- Data provided -
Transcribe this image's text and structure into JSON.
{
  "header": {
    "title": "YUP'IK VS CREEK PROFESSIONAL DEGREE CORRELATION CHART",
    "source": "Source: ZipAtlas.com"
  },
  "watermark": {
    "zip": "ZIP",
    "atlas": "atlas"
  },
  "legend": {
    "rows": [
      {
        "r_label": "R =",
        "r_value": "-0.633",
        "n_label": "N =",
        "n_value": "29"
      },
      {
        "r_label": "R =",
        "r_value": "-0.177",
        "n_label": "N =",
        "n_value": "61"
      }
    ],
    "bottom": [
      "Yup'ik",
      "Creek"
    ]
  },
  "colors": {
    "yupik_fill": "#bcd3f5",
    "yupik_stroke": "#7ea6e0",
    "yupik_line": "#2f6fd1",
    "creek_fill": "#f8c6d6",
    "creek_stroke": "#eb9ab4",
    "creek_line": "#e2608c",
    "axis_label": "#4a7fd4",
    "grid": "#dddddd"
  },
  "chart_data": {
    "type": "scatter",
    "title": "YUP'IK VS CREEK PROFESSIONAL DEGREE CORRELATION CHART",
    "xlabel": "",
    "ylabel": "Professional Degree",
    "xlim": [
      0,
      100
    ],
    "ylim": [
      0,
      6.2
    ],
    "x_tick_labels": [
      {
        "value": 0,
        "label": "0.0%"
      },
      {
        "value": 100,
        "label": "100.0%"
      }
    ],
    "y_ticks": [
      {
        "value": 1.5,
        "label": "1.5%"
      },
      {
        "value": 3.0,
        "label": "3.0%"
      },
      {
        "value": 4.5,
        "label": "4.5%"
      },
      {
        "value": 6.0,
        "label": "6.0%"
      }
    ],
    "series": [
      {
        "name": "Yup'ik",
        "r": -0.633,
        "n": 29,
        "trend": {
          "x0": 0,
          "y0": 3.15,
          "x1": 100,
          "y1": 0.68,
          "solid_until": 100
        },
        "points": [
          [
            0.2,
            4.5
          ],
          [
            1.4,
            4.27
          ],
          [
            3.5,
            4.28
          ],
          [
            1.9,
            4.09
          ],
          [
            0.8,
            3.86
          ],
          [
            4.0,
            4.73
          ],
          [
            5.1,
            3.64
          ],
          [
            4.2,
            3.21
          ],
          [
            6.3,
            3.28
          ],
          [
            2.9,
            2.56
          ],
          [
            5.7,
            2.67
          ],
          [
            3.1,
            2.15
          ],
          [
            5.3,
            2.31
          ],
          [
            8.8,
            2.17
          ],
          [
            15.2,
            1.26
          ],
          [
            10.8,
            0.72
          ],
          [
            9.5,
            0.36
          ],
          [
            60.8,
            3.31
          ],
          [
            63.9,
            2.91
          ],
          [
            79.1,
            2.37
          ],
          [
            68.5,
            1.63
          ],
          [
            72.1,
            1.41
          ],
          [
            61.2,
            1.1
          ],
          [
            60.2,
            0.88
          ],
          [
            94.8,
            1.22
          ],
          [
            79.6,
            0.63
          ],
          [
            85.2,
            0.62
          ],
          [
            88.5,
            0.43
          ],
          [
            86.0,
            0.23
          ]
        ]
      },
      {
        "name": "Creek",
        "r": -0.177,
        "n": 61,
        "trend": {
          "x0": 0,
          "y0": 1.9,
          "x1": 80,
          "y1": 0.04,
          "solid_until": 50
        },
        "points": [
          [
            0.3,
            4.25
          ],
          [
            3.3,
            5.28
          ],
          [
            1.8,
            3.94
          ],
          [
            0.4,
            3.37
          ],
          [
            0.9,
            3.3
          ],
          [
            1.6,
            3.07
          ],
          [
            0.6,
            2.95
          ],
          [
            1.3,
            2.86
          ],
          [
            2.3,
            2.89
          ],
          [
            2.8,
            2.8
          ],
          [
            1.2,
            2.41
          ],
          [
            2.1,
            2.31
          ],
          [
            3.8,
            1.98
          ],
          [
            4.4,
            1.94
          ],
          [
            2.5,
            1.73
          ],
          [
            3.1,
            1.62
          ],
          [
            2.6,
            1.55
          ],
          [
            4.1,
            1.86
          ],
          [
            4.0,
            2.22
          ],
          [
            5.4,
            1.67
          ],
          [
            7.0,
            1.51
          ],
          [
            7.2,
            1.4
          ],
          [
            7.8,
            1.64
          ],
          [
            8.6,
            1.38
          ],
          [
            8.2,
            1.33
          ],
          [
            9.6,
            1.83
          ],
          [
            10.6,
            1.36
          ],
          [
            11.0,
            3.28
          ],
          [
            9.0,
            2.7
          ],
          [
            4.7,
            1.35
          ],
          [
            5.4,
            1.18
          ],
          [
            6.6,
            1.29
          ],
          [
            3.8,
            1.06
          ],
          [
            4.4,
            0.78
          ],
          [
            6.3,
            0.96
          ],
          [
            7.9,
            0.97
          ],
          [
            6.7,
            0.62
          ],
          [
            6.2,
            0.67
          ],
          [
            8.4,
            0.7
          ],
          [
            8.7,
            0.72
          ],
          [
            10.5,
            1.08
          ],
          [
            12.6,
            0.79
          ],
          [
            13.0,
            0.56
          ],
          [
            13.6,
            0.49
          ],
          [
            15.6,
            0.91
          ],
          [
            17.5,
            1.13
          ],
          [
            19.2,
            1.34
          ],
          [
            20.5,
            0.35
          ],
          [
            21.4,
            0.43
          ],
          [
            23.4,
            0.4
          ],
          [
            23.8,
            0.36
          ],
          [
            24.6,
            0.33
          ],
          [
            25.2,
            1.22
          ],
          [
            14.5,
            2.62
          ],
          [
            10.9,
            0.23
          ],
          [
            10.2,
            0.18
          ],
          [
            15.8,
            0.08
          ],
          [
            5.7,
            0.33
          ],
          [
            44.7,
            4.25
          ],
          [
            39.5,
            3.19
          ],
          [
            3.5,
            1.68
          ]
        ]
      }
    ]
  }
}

- Your goal -
Each entry is to be returned in full, character for character.

- Result -
Transcribe this image's text and structure into JSON.
{
  "header": {
    "title": "YUP'IK VS CREEK PROFESSIONAL DEGREE CORRELATION CHART",
    "source": "Source: ZipAtlas.com"
  },
  "watermark": {
    "zip": "ZIP",
    "atlas": "atlas"
  },
  "legend": {
    "rows": [
      {
        "r_label": "R =",
        "r_value": "-0.633",
        "n_label": "N =",
        "n_value": "29"
      },
      {
        "r_label": "R =",
        "r_value": "-0.177",
        "n_label": "N =",
        "n_value": "61"
      }
    ],
    "bottom": [
      "Yup'ik",
      "Creek"
    ]
  },
  "colors": {
    "yupik_fill": "#bcd3f5",
    "yupik_stroke": "#7ea6e0",
    "yupik_line": "#2f6fd1",
    "creek_fill": "#f8c6d6",
    "creek_stroke": "#eb9ab4",
    "creek_line": "#e2608c",
    "axis_label": "#4a7fd4",
    "grid": "#dddddd"
  },
  "chart_data": {
    "type": "scatter",
    "title": "YUP'IK VS CREEK PROFESSIONAL DEGREE CORRELATION CHART",
    "xlabel": "",
    "ylabel": "Professional Degree",
    "xlim": [
      0,
      100
    ],
    "ylim": [
      0,
      6.2
    ],
    "x_tick_labels": [
      {
        "value": 0,
        "label": "0.0%"
      },
      {
        "value": 100,
        "label": "100.0%"
      }
    ],
    "y_ticks": [
      {
        "value": 1.5,
        "label": "1.5%"
      },
      {
        "value": 3.0,
        "label": "3.0%"
      },
      {
        "value": 4.5,
        "label": "4.5%"
      },
      {
        "value": 6.0,
        "label": "6.0%"
      }
    ],
    "series": [
      {
        "name": "Yup'ik",
        "r": -0.633,
        "n": 29,
        "trend": {
          "x0": 0,
          "y0": 3.15,
          "x1": 100,
          "y1": 0.68,
          "solid_until": 100
        },
        "points": [
          [
            0.2,
            4.5
          ],
          [
            1.4,
            4.27
          ],
          [
            3.5,
            4.28
          ],
          [
            1.9,
            4.09
          ],
          [
            0.8,
            3.86
          ],
          [
            4.0,
            4.73
          ],
          [
            5.1,
            3.64
          ],
          [
            4.2,
            3.21
          ],
          [
            6.3,
            3.28
          ],
          [
            2.9,
            2.56
          ],
          [
            5.7,
            2.67
          ],
          [
            3.1,
            2.15
          ],
          [
            5.3,
            2.31
          ],
          [
            8.8,
            2.17
          ],
          [
            15.2,
            1.26
          ],
          [
            10.8,
            0.72
          ],
          [
            9.5,
            0.36
          ],
          [
            60.8,
            3.31
          ],
          [
            63.9,
            2.91
          ],
          [
            79.1,
            2.37
          ],
          [
            68.5,
            1.63
          ],
          [
            72.1,
            1.41
          ],
          [
            61.2,
            1.1
          ],
          [
            60.2,
            0.88
          ],
          [
            94.8,
            1.22
          ],
          [
            79.6,
            0.63
          ],
          [
            85.2,
            0.62
          ],
          [
            88.5,
            0.43
          ],
          [
            86.0,
            0.23
          ]
        ]
      },
      {
        "name": "Creek",
        "r": -0.177,
        "n": 61,
        "trend": {
          "x0": 0,
          "y0": 1.9,
          "x1": 80,
          "y1": 0.04,
          "solid_until": 50
        },
        "points": [
          [
            0.3,
            4.25
          ],
          [
            3.3,
            5.28
          ],
          [
            1.8,
            3.94
          ],
          [
            0.4,
            3.37
          ],
          [
            0.9,
            3.3
          ],
          [
            1.6,
            3.07
          ],
          [
            0.6,
            2.95
          ],
          [
            1.3,
            2.86
          ],
          [
            2.3,
            2.89
          ],
          [
            2.8,
            2.8
          ],
          [
            1.2,
            2.41
          ],
          [
            2.1,
            2.31
          ],
          [
            3.8,
            1.98
          ],
          [
            4.4,
            1.94
          ],
          [
            2.5,
            1.73
          ],
          [
            3.1,
            1.62
          ],
          [
            2.6,
            1.55
          ],
          [
            4.1,
            1.86
          ],
          [
            4.0,
            2.22
          ],
          [
            5.4,
            1.67
          ],
          [
            7.0,
            1.51
          ],
          [
            7.2,
            1.4
          ],
          [
            7.8,
            1.64
          ],
          [
            8.6,
            1.38
          ],
          [
            8.2,
            1.33
          ],
          [
            9.6,
            1.83
          ],
          [
            10.6,
            1.36
          ],
          [
            11.0,
            3.28
          ],
          [
            9.0,
            2.7
          ],
          [
            4.7,
            1.35
          ],
          [
            5.4,
            1.18
          ],
          [
            6.6,
            1.29
          ],
          [
            3.8,
            1.06
          ],
          [
            4.4,
            0.78
          ],
          [
            6.3,
            0.96
          ],
          [
            7.9,
            0.97
          ],
          [
            6.7,
            0.62
          ],
          [
            6.2,
            0.67
          ],
          [
            8.4,
            0.7
          ],
          [
            8.7,
            0.72
          ],
          [
            10.5,
            1.08
          ],
          [
            12.6,
            0.79
          ],
          [
            13.0,
            0.56
          ],
          [
            13.6,
            0.49
          ],
          [
            15.6,
            0.91
          ],
          [
            17.5,
            1.13
          ],
          [
            19.2,
            1.34
          ],
          [
            20.5,
            0.35
          ],
          [
            21.4,
            0.43
          ],
          [
            23.4,
            0.4
          ],
          [
            23.8,
            0.36
          ],
          [
            24.6,
            0.33
          ],
          [
            25.2,
            1.22
          ],
          [
            14.5,
            2.62
          ],
          [
            10.9,
            0.23
          ],
          [
            10.2,
            0.18
          ],
          [
            15.8,
            0.08
          ],
          [
            5.7,
            0.33
          ],
          [
            44.7,
            4.25
          ],
          [
            39.5,
            3.19
          ],
          [
            3.5,
            1.68
          ]
        ]
      }
    ]
  }
}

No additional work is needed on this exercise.